What this task involves
Repeat, line for line, the entries printed below.

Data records
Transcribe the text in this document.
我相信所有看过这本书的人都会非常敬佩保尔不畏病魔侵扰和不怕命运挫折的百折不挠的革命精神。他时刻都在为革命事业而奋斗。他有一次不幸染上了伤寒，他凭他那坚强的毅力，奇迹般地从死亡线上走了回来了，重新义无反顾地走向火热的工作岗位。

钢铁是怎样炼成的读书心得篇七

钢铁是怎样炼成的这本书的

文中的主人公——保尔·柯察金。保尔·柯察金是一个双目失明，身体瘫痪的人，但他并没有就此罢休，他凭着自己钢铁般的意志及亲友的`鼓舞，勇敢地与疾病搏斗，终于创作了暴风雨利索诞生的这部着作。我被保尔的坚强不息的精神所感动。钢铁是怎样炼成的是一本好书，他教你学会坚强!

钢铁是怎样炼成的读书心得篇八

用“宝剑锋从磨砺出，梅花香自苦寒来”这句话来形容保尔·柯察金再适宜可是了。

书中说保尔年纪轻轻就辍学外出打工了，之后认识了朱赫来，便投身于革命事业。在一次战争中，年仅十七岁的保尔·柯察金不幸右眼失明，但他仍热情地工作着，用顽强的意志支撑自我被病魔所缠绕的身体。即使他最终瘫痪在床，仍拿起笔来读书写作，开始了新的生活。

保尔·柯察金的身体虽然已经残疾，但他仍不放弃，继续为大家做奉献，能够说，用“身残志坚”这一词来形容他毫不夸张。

Worked answer
Transcribe the text in this document.
我相信所有看过这本书的人都会非常敬佩保尔不畏病魔侵扰和不怕命运挫折的百折不挠的革命精神。他时刻都在为革命事业而奋斗。他有一次不幸染上了伤寒，他凭他那坚强的毅力，奇迹般地从死亡线上走了回来了，重新义无反顾地走向火热的工作岗位。

钢铁是怎样炼成的读书心得篇七

钢铁是怎样炼成的这本书的

文中的主人公——保尔·柯察金。保尔·柯察金是一个双目失明，身体瘫痪的人，但他并没有就此罢休，他凭着自己钢铁般的意志及亲友的`鼓舞，勇敢地与疾病搏斗，终于创作了暴风雨利索诞生的这部着作。我被保尔的坚强不息的精神所感动。钢铁是怎样炼成的是一本好书，他教你学会坚强!

钢铁是怎样炼成的读书心得篇八

用“宝剑锋从磨砺出，梅花香自苦寒来”这句话来形容保尔·柯察金再适宜可是了。

书中说保尔年纪轻轻就辍学外出打工了，之后认识了朱赫来，便投身于革命事业。在一次战争中，年仅十七岁的保尔·柯察金不幸右眼失明，但他仍热情地工作着，用顽强的意志支撑自我被病魔所缠绕的身体。即使他最终瘫痪在床，仍拿起笔来读书写作，开始了新的生活。

保尔·柯察金的身体虽然已经残疾，但他仍不放弃，继续为大家做奉献，能够说，用“身残志坚”这一词来形容他毫不夸张。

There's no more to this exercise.